» **WHAT THE TASK REQUIRES**
Spot each line in the records below where the word "JSON" occurs, then copy it.

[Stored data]
****
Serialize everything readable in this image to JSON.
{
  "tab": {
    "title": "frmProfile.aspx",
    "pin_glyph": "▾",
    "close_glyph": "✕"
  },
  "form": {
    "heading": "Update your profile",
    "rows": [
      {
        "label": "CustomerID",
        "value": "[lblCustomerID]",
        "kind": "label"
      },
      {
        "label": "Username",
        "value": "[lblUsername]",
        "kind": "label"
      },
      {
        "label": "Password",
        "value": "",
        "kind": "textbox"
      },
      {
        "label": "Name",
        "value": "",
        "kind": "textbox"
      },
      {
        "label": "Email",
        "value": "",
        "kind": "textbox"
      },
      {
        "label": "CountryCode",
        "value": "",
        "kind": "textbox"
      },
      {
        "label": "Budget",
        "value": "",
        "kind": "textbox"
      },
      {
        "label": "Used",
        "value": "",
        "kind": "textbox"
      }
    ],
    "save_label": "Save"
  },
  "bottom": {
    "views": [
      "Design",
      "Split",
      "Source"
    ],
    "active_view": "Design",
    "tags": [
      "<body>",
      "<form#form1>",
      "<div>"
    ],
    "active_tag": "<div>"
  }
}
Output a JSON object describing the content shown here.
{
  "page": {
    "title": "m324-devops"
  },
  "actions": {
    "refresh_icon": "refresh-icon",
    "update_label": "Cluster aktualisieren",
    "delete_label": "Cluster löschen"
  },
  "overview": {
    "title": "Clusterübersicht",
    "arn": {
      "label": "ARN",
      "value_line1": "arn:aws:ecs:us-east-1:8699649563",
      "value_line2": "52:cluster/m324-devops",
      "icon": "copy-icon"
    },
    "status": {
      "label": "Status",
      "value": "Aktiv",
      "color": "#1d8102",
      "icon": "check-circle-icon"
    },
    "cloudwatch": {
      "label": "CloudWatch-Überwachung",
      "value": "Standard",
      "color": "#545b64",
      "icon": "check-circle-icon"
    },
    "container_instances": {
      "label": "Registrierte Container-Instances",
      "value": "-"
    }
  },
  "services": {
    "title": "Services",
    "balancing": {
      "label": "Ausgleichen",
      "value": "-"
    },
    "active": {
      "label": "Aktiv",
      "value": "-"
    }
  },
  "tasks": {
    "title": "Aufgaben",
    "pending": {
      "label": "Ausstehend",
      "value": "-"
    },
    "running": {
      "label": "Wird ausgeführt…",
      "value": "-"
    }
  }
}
****
» **SOLVED EXERCISE**
Serialize everything readable in this image to JSON.
Output a JSON object describing the content shown here.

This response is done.